Dataset records
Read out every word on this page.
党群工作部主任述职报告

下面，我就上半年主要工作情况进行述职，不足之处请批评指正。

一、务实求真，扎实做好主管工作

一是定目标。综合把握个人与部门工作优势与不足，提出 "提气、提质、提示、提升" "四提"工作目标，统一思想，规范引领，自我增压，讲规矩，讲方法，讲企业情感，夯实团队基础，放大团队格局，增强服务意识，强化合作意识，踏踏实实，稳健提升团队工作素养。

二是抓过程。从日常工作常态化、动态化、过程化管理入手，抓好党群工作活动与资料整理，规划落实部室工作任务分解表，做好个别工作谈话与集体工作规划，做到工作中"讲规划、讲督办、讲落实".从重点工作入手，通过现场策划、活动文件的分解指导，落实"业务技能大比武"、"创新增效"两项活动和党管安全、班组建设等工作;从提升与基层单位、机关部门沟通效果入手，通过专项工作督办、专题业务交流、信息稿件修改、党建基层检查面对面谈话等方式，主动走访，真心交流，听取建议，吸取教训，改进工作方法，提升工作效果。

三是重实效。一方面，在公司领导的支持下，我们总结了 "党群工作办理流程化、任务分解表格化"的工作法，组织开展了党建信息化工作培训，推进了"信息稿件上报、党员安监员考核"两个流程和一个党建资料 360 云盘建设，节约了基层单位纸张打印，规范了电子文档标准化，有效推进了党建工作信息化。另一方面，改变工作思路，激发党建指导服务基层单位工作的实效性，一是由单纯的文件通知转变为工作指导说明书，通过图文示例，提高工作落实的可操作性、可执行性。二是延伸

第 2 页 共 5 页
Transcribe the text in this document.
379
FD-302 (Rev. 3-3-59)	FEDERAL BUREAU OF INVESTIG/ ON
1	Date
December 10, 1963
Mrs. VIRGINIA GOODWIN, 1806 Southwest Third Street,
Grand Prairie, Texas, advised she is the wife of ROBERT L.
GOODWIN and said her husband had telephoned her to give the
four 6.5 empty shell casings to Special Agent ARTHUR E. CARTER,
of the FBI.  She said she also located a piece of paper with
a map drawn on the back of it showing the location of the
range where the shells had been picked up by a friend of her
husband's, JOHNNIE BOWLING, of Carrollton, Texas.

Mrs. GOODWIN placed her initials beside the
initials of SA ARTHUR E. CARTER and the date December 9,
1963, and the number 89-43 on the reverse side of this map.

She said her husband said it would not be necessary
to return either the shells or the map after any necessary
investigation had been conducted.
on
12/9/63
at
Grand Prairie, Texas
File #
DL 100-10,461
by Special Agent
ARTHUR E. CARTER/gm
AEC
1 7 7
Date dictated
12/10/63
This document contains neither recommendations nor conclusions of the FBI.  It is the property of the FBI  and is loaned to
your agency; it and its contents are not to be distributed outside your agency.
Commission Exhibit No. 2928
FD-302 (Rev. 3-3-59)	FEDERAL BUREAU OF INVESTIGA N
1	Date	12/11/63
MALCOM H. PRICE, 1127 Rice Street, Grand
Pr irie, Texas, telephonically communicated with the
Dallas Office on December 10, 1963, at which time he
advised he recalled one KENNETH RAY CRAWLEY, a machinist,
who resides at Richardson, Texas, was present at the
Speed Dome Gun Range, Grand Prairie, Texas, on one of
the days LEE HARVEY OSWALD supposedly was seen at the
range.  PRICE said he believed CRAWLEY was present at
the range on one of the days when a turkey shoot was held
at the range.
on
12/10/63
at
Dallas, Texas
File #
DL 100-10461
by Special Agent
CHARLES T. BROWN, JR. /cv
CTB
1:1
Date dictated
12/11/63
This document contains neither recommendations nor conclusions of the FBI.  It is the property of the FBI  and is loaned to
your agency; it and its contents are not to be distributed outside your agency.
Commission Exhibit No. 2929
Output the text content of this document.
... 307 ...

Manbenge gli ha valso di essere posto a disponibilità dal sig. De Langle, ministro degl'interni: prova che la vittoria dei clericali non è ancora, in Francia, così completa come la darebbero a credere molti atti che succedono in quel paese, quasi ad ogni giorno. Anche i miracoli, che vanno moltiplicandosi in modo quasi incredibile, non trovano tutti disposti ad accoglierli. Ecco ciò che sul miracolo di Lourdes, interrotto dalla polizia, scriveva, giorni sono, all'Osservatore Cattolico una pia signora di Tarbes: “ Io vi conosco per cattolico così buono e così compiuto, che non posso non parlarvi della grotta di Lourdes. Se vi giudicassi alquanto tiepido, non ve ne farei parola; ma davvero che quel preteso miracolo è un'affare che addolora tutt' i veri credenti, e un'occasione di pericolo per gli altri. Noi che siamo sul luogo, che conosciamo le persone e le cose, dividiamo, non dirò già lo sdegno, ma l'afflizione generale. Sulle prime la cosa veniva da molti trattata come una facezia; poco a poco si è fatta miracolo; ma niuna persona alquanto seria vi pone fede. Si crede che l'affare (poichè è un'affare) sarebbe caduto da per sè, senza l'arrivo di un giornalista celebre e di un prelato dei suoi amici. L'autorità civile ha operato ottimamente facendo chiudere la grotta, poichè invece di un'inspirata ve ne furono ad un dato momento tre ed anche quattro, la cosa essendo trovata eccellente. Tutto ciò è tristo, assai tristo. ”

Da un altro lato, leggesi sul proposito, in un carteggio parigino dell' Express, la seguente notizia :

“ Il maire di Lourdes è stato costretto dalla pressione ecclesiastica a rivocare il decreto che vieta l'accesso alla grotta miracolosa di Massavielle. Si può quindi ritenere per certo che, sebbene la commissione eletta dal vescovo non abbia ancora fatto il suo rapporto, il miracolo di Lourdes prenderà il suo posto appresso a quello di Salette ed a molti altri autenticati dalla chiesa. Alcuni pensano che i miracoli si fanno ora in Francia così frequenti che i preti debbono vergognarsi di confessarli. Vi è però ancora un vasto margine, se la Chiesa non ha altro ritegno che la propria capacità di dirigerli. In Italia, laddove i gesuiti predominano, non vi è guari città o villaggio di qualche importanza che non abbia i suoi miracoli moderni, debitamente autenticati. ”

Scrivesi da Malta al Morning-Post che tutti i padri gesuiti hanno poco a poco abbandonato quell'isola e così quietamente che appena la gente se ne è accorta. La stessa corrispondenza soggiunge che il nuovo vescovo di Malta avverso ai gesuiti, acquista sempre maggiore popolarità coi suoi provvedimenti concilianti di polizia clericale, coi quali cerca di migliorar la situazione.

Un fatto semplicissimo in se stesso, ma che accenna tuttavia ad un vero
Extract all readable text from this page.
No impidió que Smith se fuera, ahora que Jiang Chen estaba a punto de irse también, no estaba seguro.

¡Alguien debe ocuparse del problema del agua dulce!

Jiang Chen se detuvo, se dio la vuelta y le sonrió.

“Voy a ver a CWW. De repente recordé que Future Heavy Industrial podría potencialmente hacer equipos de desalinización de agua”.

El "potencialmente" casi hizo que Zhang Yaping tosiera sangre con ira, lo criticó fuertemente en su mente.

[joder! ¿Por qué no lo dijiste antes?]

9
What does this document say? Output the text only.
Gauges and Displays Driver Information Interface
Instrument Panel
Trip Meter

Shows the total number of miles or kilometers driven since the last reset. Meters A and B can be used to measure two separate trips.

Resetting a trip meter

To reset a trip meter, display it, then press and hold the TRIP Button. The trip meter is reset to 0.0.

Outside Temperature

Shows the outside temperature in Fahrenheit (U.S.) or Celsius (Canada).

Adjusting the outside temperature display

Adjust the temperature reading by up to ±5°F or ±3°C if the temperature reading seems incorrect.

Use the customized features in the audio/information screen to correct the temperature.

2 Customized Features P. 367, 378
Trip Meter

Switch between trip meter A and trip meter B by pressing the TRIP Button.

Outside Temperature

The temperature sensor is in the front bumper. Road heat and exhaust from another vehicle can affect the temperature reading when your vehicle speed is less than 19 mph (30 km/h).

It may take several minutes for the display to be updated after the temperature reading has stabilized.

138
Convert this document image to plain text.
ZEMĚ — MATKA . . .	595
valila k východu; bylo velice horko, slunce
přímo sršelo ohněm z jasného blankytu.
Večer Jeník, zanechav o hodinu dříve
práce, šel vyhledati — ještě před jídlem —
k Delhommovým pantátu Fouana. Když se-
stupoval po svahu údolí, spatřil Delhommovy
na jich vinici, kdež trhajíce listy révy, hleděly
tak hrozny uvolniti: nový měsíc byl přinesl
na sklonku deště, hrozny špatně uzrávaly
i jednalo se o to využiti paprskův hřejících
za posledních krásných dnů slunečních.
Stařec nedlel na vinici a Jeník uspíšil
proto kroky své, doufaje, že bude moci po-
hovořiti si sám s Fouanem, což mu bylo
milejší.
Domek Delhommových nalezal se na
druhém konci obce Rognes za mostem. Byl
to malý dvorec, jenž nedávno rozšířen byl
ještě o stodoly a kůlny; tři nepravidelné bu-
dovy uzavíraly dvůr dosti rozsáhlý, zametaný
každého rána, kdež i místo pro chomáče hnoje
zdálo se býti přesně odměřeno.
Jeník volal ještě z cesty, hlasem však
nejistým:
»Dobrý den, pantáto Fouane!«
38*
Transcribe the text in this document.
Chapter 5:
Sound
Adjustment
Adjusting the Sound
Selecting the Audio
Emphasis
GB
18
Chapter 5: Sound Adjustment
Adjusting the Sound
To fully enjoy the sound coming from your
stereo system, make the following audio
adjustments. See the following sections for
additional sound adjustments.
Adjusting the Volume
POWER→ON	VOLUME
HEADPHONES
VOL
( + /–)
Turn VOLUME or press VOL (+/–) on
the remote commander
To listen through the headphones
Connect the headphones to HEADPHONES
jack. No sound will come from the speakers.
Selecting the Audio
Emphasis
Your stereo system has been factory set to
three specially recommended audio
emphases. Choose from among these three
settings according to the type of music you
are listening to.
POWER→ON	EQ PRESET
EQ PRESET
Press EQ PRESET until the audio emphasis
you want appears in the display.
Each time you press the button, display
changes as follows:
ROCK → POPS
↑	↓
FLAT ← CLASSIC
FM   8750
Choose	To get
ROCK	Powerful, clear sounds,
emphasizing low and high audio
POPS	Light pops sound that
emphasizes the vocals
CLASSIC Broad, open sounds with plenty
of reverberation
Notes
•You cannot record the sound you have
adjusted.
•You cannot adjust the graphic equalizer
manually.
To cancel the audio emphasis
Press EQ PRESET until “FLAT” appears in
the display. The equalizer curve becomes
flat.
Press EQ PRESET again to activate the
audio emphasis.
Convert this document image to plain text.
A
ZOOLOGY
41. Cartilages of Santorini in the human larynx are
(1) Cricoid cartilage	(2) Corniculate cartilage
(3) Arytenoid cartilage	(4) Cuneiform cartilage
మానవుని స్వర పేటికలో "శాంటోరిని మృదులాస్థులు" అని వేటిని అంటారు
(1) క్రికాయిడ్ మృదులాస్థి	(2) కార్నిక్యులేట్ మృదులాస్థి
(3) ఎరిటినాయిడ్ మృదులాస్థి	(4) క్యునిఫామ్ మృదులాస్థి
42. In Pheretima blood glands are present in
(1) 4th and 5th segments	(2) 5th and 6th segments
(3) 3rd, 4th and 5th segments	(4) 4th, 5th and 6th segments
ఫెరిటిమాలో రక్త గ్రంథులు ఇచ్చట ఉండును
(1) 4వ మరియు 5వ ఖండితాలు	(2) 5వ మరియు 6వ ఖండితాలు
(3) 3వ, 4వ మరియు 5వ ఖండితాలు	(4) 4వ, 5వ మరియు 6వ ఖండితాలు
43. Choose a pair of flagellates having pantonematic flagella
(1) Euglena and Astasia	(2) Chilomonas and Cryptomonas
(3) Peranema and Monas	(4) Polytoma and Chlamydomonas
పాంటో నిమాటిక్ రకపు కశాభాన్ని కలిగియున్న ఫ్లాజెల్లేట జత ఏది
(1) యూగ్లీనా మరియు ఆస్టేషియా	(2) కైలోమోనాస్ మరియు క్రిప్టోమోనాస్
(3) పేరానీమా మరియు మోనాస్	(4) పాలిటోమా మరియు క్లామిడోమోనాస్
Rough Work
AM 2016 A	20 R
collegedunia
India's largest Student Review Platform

= Task statement =
Show every line from the entries above in which "advised" appears.

= Task response =
Grand Prairie, Texas, advised she is the wife of ROBERT L.
advised he recalled one KENNETH RAY CRAWLEY, a machinist,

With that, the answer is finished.